━━━ DATA FOR PROCESSING ━━━

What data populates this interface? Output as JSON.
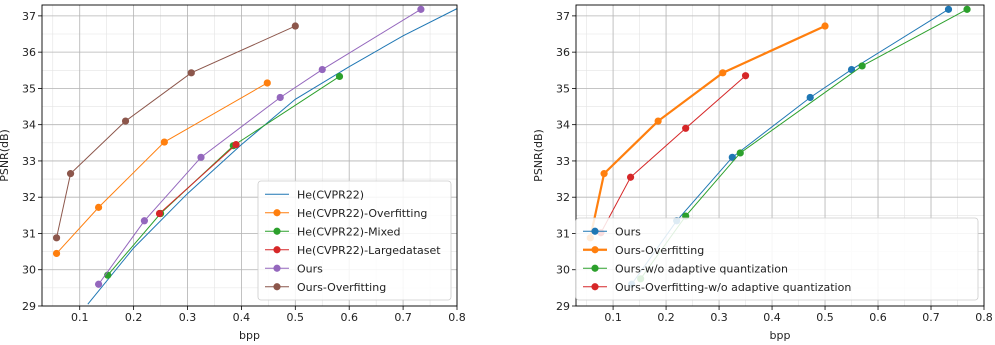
{
  "chart_data": [
    {
      "type": "line",
      "xlabel": "bpp",
      "ylabel": "PSNR(dB)",
      "xlim": [
        0.03,
        0.8
      ],
      "ylim": [
        29,
        37.3
      ],
      "xticks": [
        0.1,
        0.2,
        0.3,
        0.4,
        0.5,
        0.6,
        0.7,
        0.8
      ],
      "yticks": [
        29,
        30,
        31,
        32,
        33,
        34,
        35,
        36,
        37
      ],
      "grid": true,
      "legend_position": "lower-right",
      "series": [
        {
          "name": "He(CVPR22)",
          "color": "#1f77b4",
          "marker": false,
          "width": 1,
          "x": [
            0.115,
            0.2,
            0.3,
            0.4,
            0.5,
            0.6,
            0.7,
            0.8
          ],
          "y": [
            29.05,
            30.6,
            32.1,
            33.45,
            34.7,
            35.6,
            36.45,
            37.2
          ]
        },
        {
          "name": "He(CVPR22)-Overfitting",
          "color": "#ff7f0e",
          "marker": true,
          "width": 1,
          "x": [
            0.057,
            0.135,
            0.257,
            0.448
          ],
          "y": [
            30.45,
            31.72,
            33.52,
            35.15
          ]
        },
        {
          "name": "He(CVPR22)-Mixed",
          "color": "#2ca02c",
          "marker": true,
          "width": 1,
          "x": [
            0.152,
            0.25,
            0.385,
            0.582
          ],
          "y": [
            29.85,
            31.55,
            33.42,
            35.33
          ]
        },
        {
          "name": "He(CVPR22)-Largedataset",
          "color": "#d62728",
          "marker": true,
          "width": 1,
          "x": [
            0.248,
            0.39
          ],
          "y": [
            31.55,
            33.45
          ]
        },
        {
          "name": "Ours",
          "color": "#9467bd",
          "marker": true,
          "width": 1,
          "x": [
            0.135,
            0.22,
            0.325,
            0.472,
            0.55,
            0.733
          ],
          "y": [
            29.6,
            31.35,
            33.1,
            34.75,
            35.52,
            37.18
          ]
        },
        {
          "name": "Ours-Overfitting",
          "color": "#8c564b",
          "marker": true,
          "width": 1,
          "x": [
            0.057,
            0.083,
            0.185,
            0.307,
            0.5
          ],
          "y": [
            30.88,
            32.65,
            34.1,
            35.43,
            36.72
          ]
        }
      ]
    },
    {
      "type": "line",
      "xlabel": "bpp",
      "ylabel": "PSNR(dB)",
      "xlim": [
        0.03,
        0.8
      ],
      "ylim": [
        29,
        37.3
      ],
      "xticks": [
        0.1,
        0.2,
        0.3,
        0.4,
        0.5,
        0.6,
        0.7,
        0.8
      ],
      "yticks": [
        29,
        30,
        31,
        32,
        33,
        34,
        35,
        36,
        37
      ],
      "grid": true,
      "legend_position": "lower-right",
      "series": [
        {
          "name": "Ours",
          "color": "#1f77b4",
          "marker": true,
          "width": 1,
          "x": [
            0.135,
            0.22,
            0.325,
            0.472,
            0.55,
            0.733
          ],
          "y": [
            29.6,
            31.35,
            33.1,
            34.75,
            35.52,
            37.18
          ]
        },
        {
          "name": "Ours-Overfitting",
          "color": "#ff7f0e",
          "marker": true,
          "width": 2.2,
          "x": [
            0.057,
            0.083,
            0.185,
            0.307,
            0.5
          ],
          "y": [
            30.88,
            32.65,
            34.1,
            35.43,
            36.72
          ]
        },
        {
          "name": "Ours-w/o adaptive quantization",
          "color": "#2ca02c",
          "marker": true,
          "width": 1,
          "x": [
            0.152,
            0.237,
            0.34,
            0.57,
            0.768
          ],
          "y": [
            29.75,
            31.48,
            33.22,
            35.62,
            37.18
          ]
        },
        {
          "name": "Ours-Overfitting-w/o adaptive quantization",
          "color": "#d62728",
          "marker": true,
          "width": 1,
          "x": [
            0.077,
            0.133,
            0.237,
            0.35
          ],
          "y": [
            31.02,
            32.55,
            33.9,
            35.35
          ]
        }
      ]
    }
  ]
}
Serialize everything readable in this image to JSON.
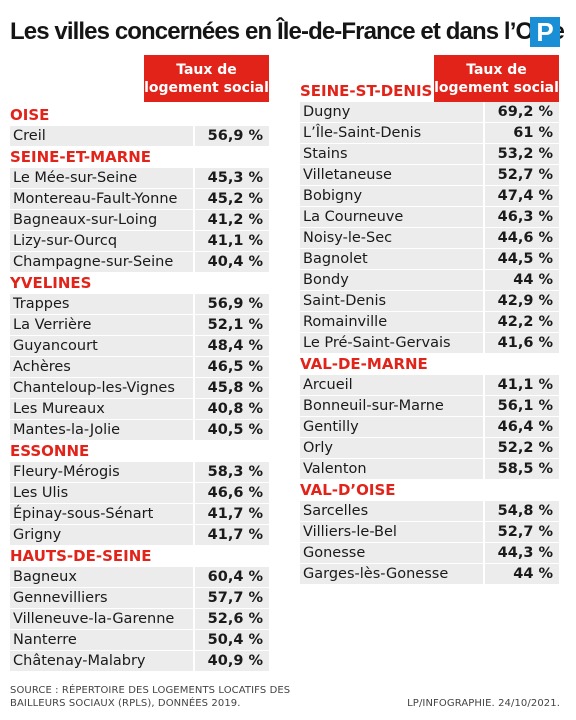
{
  "title": "Les villes concernées en Île-de-France et dans l’Oise",
  "logo": "P",
  "column_header": "Taux de logement social",
  "left": [
    {
      "dept": "OISE",
      "rows": [
        {
          "city": "Creil",
          "pct": "56,9 %"
        }
      ]
    },
    {
      "dept": "SEINE-ET-MARNE",
      "rows": [
        {
          "city": "Le Mée-sur-Seine",
          "pct": "45,3 %"
        },
        {
          "city": "Montereau-Fault-Yonne",
          "pct": "45,2 %"
        },
        {
          "city": "Bagneaux-sur-Loing",
          "pct": "41,2 %"
        },
        {
          "city": "Lizy-sur-Ourcq",
          "pct": "41,1 %"
        },
        {
          "city": "Champagne-sur-Seine",
          "pct": "40,4 %"
        }
      ]
    },
    {
      "dept": "YVELINES",
      "rows": [
        {
          "city": "Trappes",
          "pct": "56,9 %"
        },
        {
          "city": "La Verrière",
          "pct": "52,1 %"
        },
        {
          "city": "Guyancourt",
          "pct": "48,4 %"
        },
        {
          "city": "Achères",
          "pct": "46,5 %"
        },
        {
          "city": "Chanteloup-les-Vignes",
          "pct": "45,8 %"
        },
        {
          "city": "Les Mureaux",
          "pct": "40,8 %"
        },
        {
          "city": "Mantes-la-Jolie",
          "pct": "40,5 %"
        }
      ]
    },
    {
      "dept": "ESSONNE",
      "rows": [
        {
          "city": "Fleury-Mérogis",
          "pct": "58,3 %"
        },
        {
          "city": "Les Ulis",
          "pct": "46,6 %"
        },
        {
          "city": "Épinay-sous-Sénart",
          "pct": "41,7 %"
        },
        {
          "city": "Grigny",
          "pct": "41,7 %"
        }
      ]
    },
    {
      "dept": "HAUTS-DE-SEINE",
      "rows": [
        {
          "city": "Bagneux",
          "pct": "60,4 %"
        },
        {
          "city": "Gennevilliers",
          "pct": "57,7 %"
        },
        {
          "city": "Villeneuve-la-Garenne",
          "pct": "52,6 %"
        },
        {
          "city": "Nanterre",
          "pct": "50,4 %"
        },
        {
          "city": "Châtenay-Malabry",
          "pct": "40,9 %"
        }
      ]
    }
  ],
  "right": [
    {
      "dept": "SEINE-ST-DENIS",
      "rows": [
        {
          "city": "Dugny",
          "pct": "69,2 %"
        },
        {
          "city": "L’Île-Saint-Denis",
          "pct": "61 %"
        },
        {
          "city": "Stains",
          "pct": "53,2 %"
        },
        {
          "city": "Villetaneuse",
          "pct": "52,7 %"
        },
        {
          "city": "Bobigny",
          "pct": "47,4 %"
        },
        {
          "city": "La Courneuve",
          "pct": "46,3 %"
        },
        {
          "city": "Noisy-le-Sec",
          "pct": "44,6 %"
        },
        {
          "city": "Bagnolet",
          "pct": "44,5 %"
        },
        {
          "city": "Bondy",
          "pct": "44 %"
        },
        {
          "city": "Saint-Denis",
          "pct": "42,9 %"
        },
        {
          "city": "Romainville",
          "pct": "42,2 %"
        },
        {
          "city": "Le Pré-Saint-Gervais",
          "pct": "41,6 %"
        }
      ]
    },
    {
      "dept": "VAL-DE-MARNE",
      "rows": [
        {
          "city": "Arcueil",
          "pct": "41,1 %"
        },
        {
          "city": "Bonneuil-sur-Marne",
          "pct": "56,1 %"
        },
        {
          "city": "Gentilly",
          "pct": "46,4 %"
        },
        {
          "city": "Orly",
          "pct": "52,2 %"
        },
        {
          "city": "Valenton",
          "pct": "58,5 %"
        }
      ]
    },
    {
      "dept": "VAL-D’OISE",
      "rows": [
        {
          "city": "Sarcelles",
          "pct": "54,8 %"
        },
        {
          "city": "Villiers-le-Bel",
          "pct": "52,7 %"
        },
        {
          "city": "Gonesse",
          "pct": "44,3 %"
        },
        {
          "city": "Garges-lès-Gonesse",
          "pct": "44 %"
        }
      ]
    }
  ],
  "source": "SOURCE : RÉPERTOIRE DES LOGEMENTS LOCATIFS DES BAILLEURS SOCIAUX (RPLS), DONNÉES 2019.",
  "credit": "LP/INFOGRAPHIE.  24/10/2021.",
  "colors": {
    "accent": "#e2231a",
    "row_bg": "#ececec",
    "logo": "#1a8fd6"
  }
}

━━━

[WHAT THE TASK ASKS] Filter the entries above down to the lines containing the word "adaptive".

[THE REPLY]
          "name": "Ours-w/o adaptive quantization",
          "name": "Ours-Overfitting-w/o adaptive quantization",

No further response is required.